[Stored items]
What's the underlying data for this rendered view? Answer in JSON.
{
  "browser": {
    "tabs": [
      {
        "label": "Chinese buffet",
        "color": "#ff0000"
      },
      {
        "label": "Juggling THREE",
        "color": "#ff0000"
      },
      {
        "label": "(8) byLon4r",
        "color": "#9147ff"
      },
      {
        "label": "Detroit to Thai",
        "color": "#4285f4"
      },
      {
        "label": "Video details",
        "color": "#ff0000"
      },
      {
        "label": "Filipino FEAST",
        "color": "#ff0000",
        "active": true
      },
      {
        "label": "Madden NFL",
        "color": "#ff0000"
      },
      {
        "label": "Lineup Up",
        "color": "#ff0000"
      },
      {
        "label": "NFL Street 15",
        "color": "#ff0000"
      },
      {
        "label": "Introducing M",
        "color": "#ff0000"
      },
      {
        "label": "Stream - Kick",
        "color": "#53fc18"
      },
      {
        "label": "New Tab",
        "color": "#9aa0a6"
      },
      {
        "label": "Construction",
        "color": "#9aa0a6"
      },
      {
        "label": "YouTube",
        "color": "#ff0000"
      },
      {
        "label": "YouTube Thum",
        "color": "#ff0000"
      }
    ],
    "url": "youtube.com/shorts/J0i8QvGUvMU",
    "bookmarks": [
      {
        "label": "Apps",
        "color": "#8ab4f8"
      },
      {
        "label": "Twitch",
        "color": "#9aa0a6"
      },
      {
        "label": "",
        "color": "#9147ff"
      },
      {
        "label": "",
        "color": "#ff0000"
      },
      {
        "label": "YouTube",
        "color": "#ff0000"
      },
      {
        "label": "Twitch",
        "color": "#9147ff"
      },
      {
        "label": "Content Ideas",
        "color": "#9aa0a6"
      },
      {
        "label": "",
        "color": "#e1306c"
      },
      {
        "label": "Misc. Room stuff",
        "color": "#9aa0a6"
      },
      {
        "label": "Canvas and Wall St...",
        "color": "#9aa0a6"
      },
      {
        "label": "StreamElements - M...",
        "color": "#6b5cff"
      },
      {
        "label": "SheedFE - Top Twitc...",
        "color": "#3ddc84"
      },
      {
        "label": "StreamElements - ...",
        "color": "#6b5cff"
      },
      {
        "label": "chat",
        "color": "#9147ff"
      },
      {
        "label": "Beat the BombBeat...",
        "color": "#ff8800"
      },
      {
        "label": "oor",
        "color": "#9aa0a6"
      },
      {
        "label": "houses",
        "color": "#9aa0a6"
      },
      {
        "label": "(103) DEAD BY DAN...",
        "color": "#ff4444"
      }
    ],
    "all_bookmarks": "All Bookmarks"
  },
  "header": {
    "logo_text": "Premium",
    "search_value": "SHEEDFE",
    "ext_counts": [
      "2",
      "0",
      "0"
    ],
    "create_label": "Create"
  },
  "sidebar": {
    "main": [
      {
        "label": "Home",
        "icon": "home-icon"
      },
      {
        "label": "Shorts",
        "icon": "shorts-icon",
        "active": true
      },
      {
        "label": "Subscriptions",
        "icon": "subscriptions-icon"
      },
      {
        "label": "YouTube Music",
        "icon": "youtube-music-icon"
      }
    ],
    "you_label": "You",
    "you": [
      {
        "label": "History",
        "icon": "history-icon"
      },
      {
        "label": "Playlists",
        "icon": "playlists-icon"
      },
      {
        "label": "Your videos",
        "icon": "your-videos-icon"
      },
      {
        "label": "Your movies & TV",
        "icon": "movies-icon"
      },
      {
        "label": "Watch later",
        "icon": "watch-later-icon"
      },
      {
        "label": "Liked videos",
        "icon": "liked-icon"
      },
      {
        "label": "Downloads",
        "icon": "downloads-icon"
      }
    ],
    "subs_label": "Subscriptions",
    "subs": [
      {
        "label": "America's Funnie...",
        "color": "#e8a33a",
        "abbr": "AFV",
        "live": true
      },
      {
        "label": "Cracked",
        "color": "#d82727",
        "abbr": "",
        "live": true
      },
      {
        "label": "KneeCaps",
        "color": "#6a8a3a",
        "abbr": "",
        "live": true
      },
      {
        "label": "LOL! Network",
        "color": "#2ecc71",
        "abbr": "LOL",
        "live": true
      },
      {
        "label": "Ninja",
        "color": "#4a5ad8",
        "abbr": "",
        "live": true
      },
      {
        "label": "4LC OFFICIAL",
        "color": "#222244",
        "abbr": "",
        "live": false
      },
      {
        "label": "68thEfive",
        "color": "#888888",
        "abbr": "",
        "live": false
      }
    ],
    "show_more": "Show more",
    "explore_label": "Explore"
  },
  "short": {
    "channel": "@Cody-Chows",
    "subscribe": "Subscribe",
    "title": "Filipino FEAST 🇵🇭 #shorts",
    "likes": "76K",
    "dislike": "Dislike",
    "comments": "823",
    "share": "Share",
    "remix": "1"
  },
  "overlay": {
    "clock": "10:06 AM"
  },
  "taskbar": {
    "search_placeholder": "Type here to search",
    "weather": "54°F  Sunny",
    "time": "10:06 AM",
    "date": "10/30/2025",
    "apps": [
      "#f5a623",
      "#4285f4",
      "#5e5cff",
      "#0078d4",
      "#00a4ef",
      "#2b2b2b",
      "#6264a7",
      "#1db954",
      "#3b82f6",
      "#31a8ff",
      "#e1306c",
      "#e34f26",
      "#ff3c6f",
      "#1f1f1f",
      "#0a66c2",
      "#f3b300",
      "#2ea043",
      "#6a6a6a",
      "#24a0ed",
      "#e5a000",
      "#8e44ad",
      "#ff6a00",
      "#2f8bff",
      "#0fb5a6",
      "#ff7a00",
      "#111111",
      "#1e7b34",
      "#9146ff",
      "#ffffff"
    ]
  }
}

...

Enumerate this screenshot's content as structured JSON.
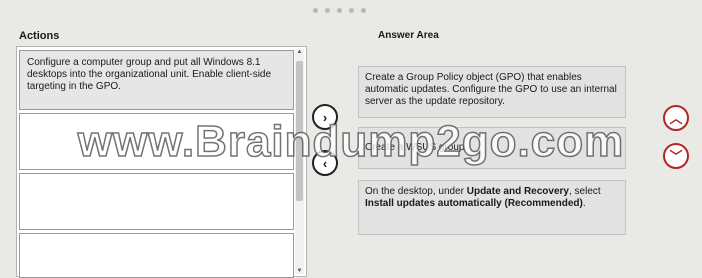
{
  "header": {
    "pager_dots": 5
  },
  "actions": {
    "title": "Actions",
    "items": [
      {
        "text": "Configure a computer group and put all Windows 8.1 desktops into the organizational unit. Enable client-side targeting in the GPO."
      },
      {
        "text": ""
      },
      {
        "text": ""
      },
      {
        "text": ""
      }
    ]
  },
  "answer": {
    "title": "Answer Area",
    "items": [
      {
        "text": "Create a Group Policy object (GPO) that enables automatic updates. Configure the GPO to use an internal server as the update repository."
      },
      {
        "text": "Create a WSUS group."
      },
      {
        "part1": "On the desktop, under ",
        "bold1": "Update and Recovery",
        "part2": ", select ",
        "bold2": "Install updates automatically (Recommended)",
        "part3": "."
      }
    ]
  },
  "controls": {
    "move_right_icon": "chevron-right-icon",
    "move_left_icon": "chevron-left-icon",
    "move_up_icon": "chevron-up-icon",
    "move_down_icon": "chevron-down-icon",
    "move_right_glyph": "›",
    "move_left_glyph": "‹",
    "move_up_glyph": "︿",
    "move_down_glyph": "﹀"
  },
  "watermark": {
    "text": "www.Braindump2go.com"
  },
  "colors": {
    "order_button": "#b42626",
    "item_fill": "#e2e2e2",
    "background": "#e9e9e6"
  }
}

▶ _Stated problem_: Search the data above for lines holding "videos" and copy each of them.

▶ _Solution for this problem_:
        "label": "Your videos",
        "icon": "your-videos-icon"
        "label": "Liked videos",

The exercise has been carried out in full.